(Dataset rows)
___
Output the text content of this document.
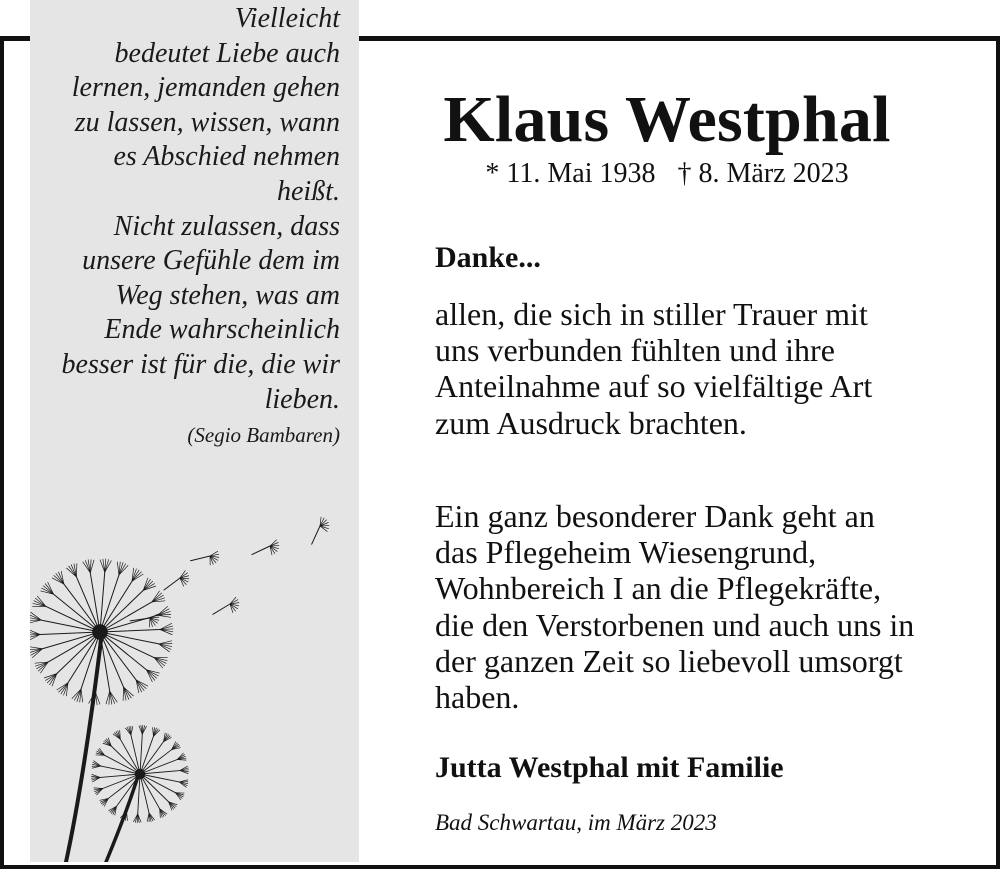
Vielleicht
bedeutet Liebe auch
lernen, jemanden gehen
zu lassen, wissen, wann
es Abschied nehmen
heißt.
Nicht zulassen, dass
unsere Gefühle dem im
Weg stehen, was am
Ende wahrscheinlich
besser ist für die, die wir
lieben.

(Segio Bambaren)

Klaus Westphal

* 11. Mai 1938 † 8. März 2023

Danke...

allen, die sich in stiller Trauer mit
uns verbunden fühlten und ihre
Anteilnahme auf so vielfältige Art
zum Ausdruck brachten.

Ein ganz besonderer Dank geht an
das Pflegeheim Wiesengrund,
Wohnbereich I an die Pflegekräfte,
die den Verstorbenen und auch uns in
der ganzen Zeit so liebevoll umsorgt
haben.

Jutta Westphal mit Familie

Bad Schwartau, im März 2023
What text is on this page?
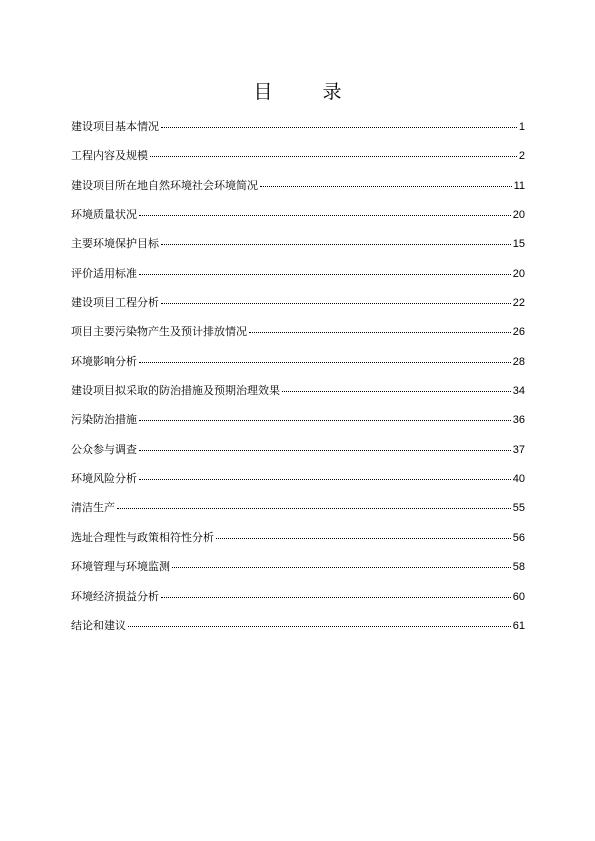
目 录
建设项目基本情况	1
工程内容及规模	2
建设项目所在地自然环境社会环境简况	11
环境质量状况	20
主要环境保护目标	15
评价适用标准	20
建设项目工程分析	22
项目主要污染物产生及预计排放情况	26
环境影响分析	28
建设项目拟采取的防治措施及预期治理效果	34
污染防治措施	36
公众参与调查	37
环境风险分析	40
清洁生产	55
选址合理性与政策相符性分析	56
环境管理与环境监测	58
环境经济损益分析	60
结论和建议	61
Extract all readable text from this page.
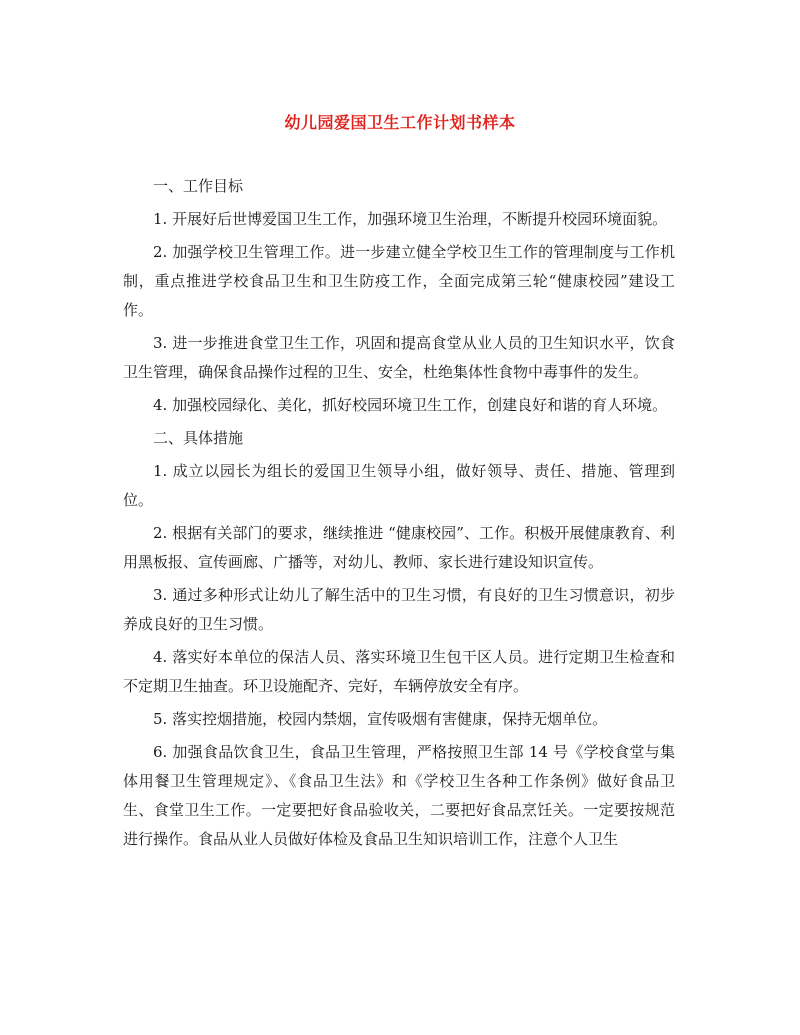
幼儿园爱国卫生工作计划书样本

一、工作目标

1. 开展好后世博爱国卫生工作，加强环境卫生治理，不断提升校园环境面貌。

2. 加强学校卫生管理工作。进一步建立健全学校卫生工作的管理制度与工作机制，重点推进学校食品卫生和卫生防疫工作，全面完成第三轮“健康校园”建设工作。

3. 进一步推进食堂卫生工作，巩固和提高食堂从业人员的卫生知识水平，饮食卫生管理，确保食品操作过程的卫生、安全，杜绝集体性食物中毒事件的发生。

4. 加强校园绿化、美化，抓好校园环境卫生工作，创建良好和谐的育人环境。

二、具体措施

1. 成立以园长为组长的爱国卫生领导小组，做好领导、责任、措施、管理到位。

2. 根据有关部门的要求，继续推进 “健康校园”、工作。积极开展健康教育、利用黑板报、宣传画廊、广播等，对幼儿、教师、家长进行建设知识宣传。

3. 通过多种形式让幼儿了解生活中的卫生习惯，有良好的卫生习惯意识，初步养成良好的卫生习惯。

4. 落实好本单位的保洁人员、落实环境卫生包干区人员。进行定期卫生检查和不定期卫生抽查。环卫设施配齐、完好，车辆停放安全有序。

5. 落实控烟措施，校园内禁烟，宣传吸烟有害健康，保持无烟单位。

6. 加强食品饮食卫生，食品卫生管理，严格按照卫生部 14 号《学校食堂与集体用餐卫生管理规定》、《食品卫生法》和《学校卫生各种工作条例》做好食品卫生、食堂卫生工作。一定要把好食品验收关，二要把好食品烹饪关。一定要按规范进行操作。食品从业人员做好体检及食品卫生知识培训工作，注意个人卫生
___
- [Problem]:
Omit the pictures and write out exactly the lines from the one containing "Extract all readable text from this page." through the last line of the material.

- [Solution to the exercise]:
Extract all readable text from this page.
幼儿园爱国卫生工作计划书样本

一、工作目标

1. 开展好后世博爱国卫生工作，加强环境卫生治理，不断提升校园环境面貌。

2. 加强学校卫生管理工作。进一步建立健全学校卫生工作的管理制度与工作机制，重点推进学校食品卫生和卫生防疫工作，全面完成第三轮“健康校园”建设工作。

3. 进一步推进食堂卫生工作，巩固和提高食堂从业人员的卫生知识水平，饮食卫生管理，确保食品操作过程的卫生、安全，杜绝集体性食物中毒事件的发生。

4. 加强校园绿化、美化，抓好校园环境卫生工作，创建良好和谐的育人环境。

二、具体措施

1. 成立以园长为组长的爱国卫生领导小组，做好领导、责任、措施、管理到位。

2. 根据有关部门的要求，继续推进 “健康校园”、工作。积极开展健康教育、利用黑板报、宣传画廊、广播等，对幼儿、教师、家长进行建设知识宣传。

3. 通过多种形式让幼儿了解生活中的卫生习惯，有良好的卫生习惯意识，初步养成良好的卫生习惯。

4. 落实好本单位的保洁人员、落实环境卫生包干区人员。进行定期卫生检查和不定期卫生抽查。环卫设施配齐、完好，车辆停放安全有序。

5. 落实控烟措施，校园内禁烟，宣传吸烟有害健康，保持无烟单位。

6. 加强食品饮食卫生，食品卫生管理，严格按照卫生部 14 号《学校食堂与集体用餐卫生管理规定》、《食品卫生法》和《学校卫生各种工作条例》做好食品卫生、食堂卫生工作。一定要把好食品验收关，二要把好食品烹饪关。一定要按规范进行操作。食品从业人员做好体检及食品卫生知识培训工作，注意个人卫生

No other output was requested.